◆ SET EXERCISE ◆
Which DataFrame column names appear in quotation marks in the pandas question below?

◆ DOCUMENT PASSAGE ◆
2

I am new to programming and python and would like to write the following piece of code as a function using the 'def' 'return' construction:

df.loc[df['DATE_INT'].shift(-1) - df['DATE_INT'] == 1, 'CONSECUTIVE_DAY'] = True
df.loc[(df['DATE_INT'].shift(-1) - df['DATE_INT'] == 1) | (df['DATE_INT'].shift(1) - df['DATE_INT'] == -1), 'CONSECUTIVE_DAY'] = True

My attempt returns invalid syntax:

def ConsecutiveID(df, column ='DATE_INT'):
    return  df.loc[df['DATE_INT'].shift(-1) - df['DATE_INT'] == 1, 'CONSECUTIVE_DAY'] = True
            df.loc[(df['DATE_INT'].shift(-1) - df['DATE_INT'] == 1) | (df['DATE_INT'].shift(1) - df['DATE_INT'] == -1), 'CONSECUTIVE_DAY'] = True

My goal is to ultimately use my ConsecutiveID function as follows:

    df.groupby(['COUNTY_GEOID_YEAR','TEMPBIN']).apply(ConsecutiveID)

I am applying the split-apply-combine construction. Where groupby is splitting my data and I use the function I would like to construct in apply.

My main question is how to write what I've called the ConsecutiveID as a function. Thank you for any help.

◆ DATA EXTRACT ◆
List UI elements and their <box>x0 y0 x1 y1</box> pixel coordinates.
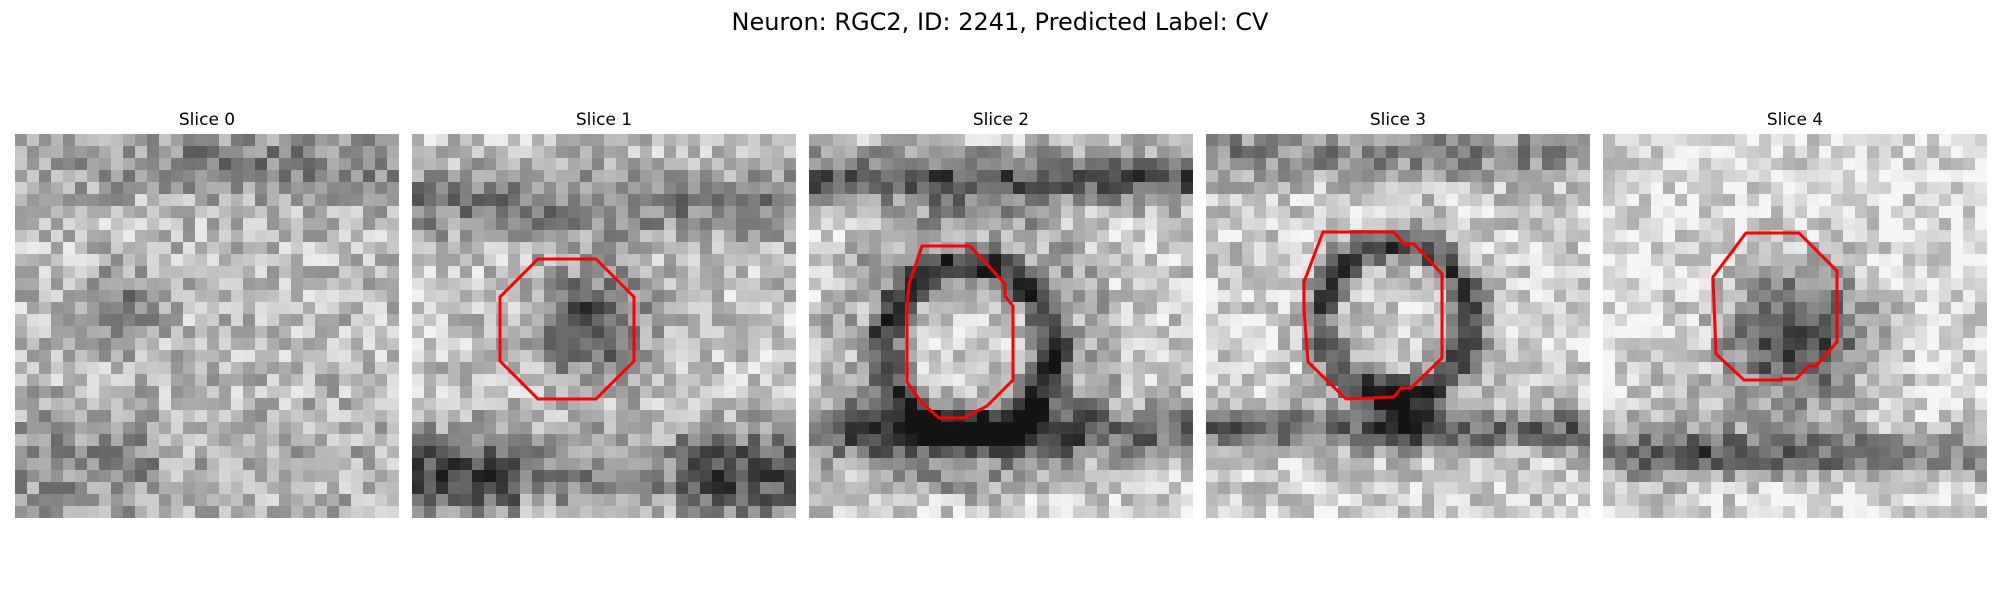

◆ RESPONSE TO THE TASK ◆
DATE_INT, CONSECUTIVE_DAY, COUNTY_GEOID_YEAR, TEMPBIN